◆ **Seçilen bölüm**
____
Osmanlı’ya methiye düzenlere…
Sanayici ve iş insanları patronlara sözüm!
Cihan Padişahı Kanuni Sultan Süleyman, ki adı üstünde devlet yönetiminde “Kanun” koymuştur, şöyle bir sözü vardır: “Olmaya devlet cihanda, bir nefes sıhhat gibi” derken, devletin geleceğinin sağlıklı olmasına bağlı olduğunu açıkça ifade etmiştir…
Bugün geldiğimiz noktada ülkenin sağlık durumunun ne halde olduğunu, millet yaşayarak görüyor, takdir elbette milletin…
Kanuni Sultan Süleyman, bir de şunu söylüyor: “Bir insana yetki vermek için, sakın önceki haline güvenmeyesin!
Nice kimseler vardır ki eline fırsat geçmediği için zühd ve takva yolunda gözükür; fırsatı ele geçirdiğinde ise Nemrut ve Firavun kesilir.”
Kanuni Sultan Süleyman, Topkapı Sarayı’nın bahçesindeki ağaçlara dadanan karıncalar için Ebu Suud Efendi’ye sorar: “Meyve ağaçlarını sarınca karınca, günah var mı karıncayı kırınca?”
Eby Suud Efendi Cevap verir: “Yarın Hakkın divanına varınca Süleyman’dan hakkını alır karınca.”
Demek ki neymiş?
____
◆ **Sağlanan kayıtlar**
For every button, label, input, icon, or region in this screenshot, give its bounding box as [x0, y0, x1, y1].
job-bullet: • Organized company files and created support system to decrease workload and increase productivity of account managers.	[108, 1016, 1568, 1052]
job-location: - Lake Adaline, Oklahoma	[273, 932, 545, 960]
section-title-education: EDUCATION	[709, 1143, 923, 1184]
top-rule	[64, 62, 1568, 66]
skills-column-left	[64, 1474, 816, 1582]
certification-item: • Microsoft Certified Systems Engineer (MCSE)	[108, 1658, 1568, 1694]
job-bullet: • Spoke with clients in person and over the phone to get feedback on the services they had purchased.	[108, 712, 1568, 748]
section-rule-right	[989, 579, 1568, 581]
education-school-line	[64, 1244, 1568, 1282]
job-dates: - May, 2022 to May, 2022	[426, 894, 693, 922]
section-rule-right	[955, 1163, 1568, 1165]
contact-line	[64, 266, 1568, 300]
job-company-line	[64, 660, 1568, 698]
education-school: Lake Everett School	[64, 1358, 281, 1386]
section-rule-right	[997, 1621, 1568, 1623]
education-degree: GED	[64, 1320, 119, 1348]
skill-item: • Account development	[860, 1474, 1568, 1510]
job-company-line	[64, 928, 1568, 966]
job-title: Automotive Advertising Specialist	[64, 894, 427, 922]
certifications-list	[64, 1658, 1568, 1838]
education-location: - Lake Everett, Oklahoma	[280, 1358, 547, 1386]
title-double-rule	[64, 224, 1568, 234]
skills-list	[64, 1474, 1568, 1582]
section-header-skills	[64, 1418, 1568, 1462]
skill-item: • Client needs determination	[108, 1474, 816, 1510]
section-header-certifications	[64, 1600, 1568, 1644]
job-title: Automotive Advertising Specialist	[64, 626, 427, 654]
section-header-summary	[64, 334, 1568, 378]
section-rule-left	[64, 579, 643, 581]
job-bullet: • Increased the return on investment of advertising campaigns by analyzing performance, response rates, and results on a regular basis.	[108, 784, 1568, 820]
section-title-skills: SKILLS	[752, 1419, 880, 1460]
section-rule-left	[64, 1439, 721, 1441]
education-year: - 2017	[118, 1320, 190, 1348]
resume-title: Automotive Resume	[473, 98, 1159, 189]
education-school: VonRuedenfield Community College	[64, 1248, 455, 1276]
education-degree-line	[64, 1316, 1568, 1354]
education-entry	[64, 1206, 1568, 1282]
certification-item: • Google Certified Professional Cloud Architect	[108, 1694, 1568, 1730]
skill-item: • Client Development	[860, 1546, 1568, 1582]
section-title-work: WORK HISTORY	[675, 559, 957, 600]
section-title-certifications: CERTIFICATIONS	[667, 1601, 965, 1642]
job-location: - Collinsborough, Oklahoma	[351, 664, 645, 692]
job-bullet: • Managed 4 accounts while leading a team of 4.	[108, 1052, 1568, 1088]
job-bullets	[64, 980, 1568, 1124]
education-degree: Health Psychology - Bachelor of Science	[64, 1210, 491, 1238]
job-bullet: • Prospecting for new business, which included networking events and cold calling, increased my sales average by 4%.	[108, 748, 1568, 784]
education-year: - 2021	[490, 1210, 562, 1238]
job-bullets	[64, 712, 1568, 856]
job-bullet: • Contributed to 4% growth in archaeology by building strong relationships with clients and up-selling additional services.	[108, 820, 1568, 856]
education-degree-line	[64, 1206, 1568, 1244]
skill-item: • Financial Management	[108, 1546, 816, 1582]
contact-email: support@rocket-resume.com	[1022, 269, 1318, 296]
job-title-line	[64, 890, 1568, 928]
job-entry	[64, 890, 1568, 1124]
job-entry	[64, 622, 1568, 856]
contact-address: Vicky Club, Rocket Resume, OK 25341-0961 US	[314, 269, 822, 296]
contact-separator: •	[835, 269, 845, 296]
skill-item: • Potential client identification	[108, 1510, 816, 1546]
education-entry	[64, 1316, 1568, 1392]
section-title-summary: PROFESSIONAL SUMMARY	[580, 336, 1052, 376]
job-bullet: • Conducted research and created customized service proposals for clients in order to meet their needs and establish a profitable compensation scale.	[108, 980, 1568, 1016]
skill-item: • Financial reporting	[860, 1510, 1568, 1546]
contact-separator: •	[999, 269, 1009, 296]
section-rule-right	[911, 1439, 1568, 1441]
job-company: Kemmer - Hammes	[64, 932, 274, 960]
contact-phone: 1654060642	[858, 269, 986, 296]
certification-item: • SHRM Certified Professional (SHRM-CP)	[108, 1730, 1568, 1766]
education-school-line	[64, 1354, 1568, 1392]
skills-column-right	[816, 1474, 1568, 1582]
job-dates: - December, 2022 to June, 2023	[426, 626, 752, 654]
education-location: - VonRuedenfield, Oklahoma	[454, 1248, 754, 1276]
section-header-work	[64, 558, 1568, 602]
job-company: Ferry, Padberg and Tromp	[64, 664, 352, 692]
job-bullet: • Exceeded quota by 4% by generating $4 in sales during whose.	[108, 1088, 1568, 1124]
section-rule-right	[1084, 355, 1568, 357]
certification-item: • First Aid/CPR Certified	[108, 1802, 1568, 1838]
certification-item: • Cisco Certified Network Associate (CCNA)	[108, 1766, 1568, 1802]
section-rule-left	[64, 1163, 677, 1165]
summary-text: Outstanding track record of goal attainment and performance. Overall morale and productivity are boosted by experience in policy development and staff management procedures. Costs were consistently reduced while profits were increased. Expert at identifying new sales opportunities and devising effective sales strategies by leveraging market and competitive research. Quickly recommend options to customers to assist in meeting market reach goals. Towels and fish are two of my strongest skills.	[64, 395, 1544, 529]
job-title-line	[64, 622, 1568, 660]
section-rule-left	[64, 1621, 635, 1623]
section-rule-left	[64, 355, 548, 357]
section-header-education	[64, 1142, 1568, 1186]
____
◆ **Alıştırma seti**
1. Kanuni Sultan Süleyman'ın sözlerini aktaran yazıya göre Kanuni, Topkapı Sarayı'nın bahçesindeki ağaçlara dadanan karıncalar hakkındaki sorusunu kime yöneltir?
2. Kanuni Sultan Süleyman'ın sözlerini aktaran yazıyı son cümlesinden sonra sürdürün.

◆ **Görev yanıtları**
1. Ebu Suud Efendi'ye.

2.
“Hak” karıncanın da olsa, hukuk, karıncaya hakkını verir miş…
Öte dünyada olsa da.
Daha da önemlisi, Ortaasya’dan bu yana Türk devletlerinde, yönetenler asla tek başına karar vermemiştir. Mutlaka bir kurulları olmuştur. O kurullarda görüşülüp tartışıldıktan sonradır ki, yöneten kararını vermiştir.
XXX
Gelelim hukukun üstünlüğü ilkesine ve AYM Başkanının sözlerine.
“Bireysel başvuru, hukuk sisteminde bir devrim yaratmıştır. Mesela hukukun anayasallaşması olarak ifade edilen bir süreç başlamıştır. Birden fazla yorumcunun olduğu yerde birden fazla yorum vardır. Bu yorum farklılığı, yorum çeşitliliği, demokratik hukuk devletleri bakımından bir zenginlik geliştirir. Demokratik hukuk devletlerinde buna yer vardır. Ama yorum kakofonisine yer yoktur.
Anayasa Mahkemesi’nden yeni bir ihlal kararı beklemeden kamu gücü kullanan organların burada belirlenen ilkeleri ve esasları dikkate alarak karar vermesi gerekir.
Objektif etkiyi biz bireysel başvurunun amacı bağlamında tartışmak durumundayız. Nedir o amaç, ihlallerin önlenmesi, yeni ihlallerin engellenmesi ve ihlalin kaynağının kurutulmasıdır. Bireysel başvurunun amacı tek tek herkesin temel hak ve özgürlüklerle ilgili hak ihlali iddialarını ele alıp çözüm bulmak değildir. Olamaz da... Bireysel başvurunun amacı hukuk sisteminin, hukuk düzeninin, yargının işleyişini hak ihlali üretmeyecek, ortaya çıkarmayacak bir noktaya getirmektir. Bu da ancak objektif etkiyle mümkündür."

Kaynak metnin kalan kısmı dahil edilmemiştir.